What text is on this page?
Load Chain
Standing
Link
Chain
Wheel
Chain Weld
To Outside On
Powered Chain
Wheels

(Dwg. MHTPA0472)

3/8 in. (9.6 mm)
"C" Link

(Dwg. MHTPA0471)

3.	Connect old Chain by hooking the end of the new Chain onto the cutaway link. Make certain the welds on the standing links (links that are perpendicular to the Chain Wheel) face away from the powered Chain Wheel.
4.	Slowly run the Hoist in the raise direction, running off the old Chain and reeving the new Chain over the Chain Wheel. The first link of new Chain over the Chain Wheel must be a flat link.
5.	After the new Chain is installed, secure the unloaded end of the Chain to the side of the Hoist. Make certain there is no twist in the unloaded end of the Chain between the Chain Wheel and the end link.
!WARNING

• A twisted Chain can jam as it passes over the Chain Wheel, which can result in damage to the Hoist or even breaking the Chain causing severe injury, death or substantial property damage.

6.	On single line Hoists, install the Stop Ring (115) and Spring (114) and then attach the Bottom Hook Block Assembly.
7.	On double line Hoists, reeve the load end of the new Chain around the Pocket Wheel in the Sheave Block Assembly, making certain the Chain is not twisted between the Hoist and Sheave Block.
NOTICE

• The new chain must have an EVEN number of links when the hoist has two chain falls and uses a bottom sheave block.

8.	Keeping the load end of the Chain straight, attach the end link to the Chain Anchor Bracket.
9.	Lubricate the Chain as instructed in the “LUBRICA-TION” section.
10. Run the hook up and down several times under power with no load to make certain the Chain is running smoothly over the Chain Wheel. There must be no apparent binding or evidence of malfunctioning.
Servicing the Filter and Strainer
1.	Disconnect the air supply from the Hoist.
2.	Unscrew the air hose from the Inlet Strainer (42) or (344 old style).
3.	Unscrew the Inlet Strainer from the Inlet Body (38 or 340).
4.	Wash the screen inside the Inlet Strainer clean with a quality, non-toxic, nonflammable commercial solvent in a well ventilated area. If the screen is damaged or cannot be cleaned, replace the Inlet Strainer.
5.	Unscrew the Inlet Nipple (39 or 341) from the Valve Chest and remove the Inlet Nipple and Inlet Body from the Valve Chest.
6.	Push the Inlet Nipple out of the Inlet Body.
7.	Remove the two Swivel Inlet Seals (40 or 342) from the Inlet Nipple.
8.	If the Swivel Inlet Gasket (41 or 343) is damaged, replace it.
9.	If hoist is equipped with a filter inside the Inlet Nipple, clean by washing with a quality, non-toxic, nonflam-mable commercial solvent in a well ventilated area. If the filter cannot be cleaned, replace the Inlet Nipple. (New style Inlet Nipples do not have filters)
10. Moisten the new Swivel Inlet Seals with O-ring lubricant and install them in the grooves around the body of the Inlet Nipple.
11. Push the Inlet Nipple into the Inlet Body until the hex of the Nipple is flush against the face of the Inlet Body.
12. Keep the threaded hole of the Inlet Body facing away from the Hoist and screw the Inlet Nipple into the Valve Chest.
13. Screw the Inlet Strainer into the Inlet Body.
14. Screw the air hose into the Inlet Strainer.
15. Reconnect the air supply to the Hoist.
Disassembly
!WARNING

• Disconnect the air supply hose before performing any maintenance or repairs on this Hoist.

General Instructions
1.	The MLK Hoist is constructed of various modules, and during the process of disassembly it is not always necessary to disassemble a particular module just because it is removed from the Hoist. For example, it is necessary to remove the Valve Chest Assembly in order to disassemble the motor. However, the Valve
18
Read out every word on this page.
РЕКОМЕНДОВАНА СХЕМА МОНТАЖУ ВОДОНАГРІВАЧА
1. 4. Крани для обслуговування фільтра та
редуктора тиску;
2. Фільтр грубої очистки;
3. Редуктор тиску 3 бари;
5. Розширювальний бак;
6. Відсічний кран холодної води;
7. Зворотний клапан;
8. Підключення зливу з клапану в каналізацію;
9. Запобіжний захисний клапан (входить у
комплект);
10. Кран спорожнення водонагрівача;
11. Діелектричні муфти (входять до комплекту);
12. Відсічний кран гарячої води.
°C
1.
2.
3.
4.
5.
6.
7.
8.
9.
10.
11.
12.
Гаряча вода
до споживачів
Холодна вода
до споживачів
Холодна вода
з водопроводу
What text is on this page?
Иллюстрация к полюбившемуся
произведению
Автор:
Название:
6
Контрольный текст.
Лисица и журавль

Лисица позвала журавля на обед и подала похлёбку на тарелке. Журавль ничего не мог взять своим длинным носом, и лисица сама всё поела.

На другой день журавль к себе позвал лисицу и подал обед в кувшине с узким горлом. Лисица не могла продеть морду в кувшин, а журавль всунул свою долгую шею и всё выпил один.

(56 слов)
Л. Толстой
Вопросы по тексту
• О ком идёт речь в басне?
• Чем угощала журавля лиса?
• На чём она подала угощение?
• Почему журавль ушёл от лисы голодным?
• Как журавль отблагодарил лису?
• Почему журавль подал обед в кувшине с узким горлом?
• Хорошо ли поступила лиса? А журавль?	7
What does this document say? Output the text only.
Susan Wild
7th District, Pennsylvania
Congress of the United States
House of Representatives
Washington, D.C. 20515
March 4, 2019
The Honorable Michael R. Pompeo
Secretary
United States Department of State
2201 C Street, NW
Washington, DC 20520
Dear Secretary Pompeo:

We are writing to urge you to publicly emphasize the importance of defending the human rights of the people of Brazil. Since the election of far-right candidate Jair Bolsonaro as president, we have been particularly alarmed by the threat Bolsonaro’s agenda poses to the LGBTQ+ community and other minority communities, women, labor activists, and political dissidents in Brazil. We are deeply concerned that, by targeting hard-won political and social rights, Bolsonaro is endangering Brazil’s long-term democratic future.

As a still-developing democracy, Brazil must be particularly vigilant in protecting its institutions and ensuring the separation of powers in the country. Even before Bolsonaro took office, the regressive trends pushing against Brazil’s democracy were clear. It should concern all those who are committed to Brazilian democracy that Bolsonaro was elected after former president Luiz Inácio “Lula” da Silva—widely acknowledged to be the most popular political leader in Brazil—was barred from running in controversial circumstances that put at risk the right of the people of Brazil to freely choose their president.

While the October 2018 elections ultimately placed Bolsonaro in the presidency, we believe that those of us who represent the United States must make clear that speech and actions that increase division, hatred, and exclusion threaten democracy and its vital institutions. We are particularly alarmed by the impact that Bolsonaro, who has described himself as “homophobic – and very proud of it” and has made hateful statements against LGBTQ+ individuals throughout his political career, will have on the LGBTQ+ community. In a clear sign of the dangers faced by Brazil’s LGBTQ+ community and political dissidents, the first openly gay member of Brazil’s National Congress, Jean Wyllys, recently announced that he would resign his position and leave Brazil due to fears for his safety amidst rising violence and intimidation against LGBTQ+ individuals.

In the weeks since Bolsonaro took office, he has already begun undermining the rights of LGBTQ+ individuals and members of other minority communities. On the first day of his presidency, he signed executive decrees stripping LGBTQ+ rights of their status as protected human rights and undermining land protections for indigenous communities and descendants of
▬▬▬▬▬▬
Set exercise
Identify each line in the entries with the word "attach" and copy it.

Expected answer
6.	On single line Hoists, install the Stop Ring (115) and Spring (114) and then attach the Bottom Hook Block Assembly.
8.	Keeping the load end of the Chain straight, attach the end link to the Chain Anchor Bracket.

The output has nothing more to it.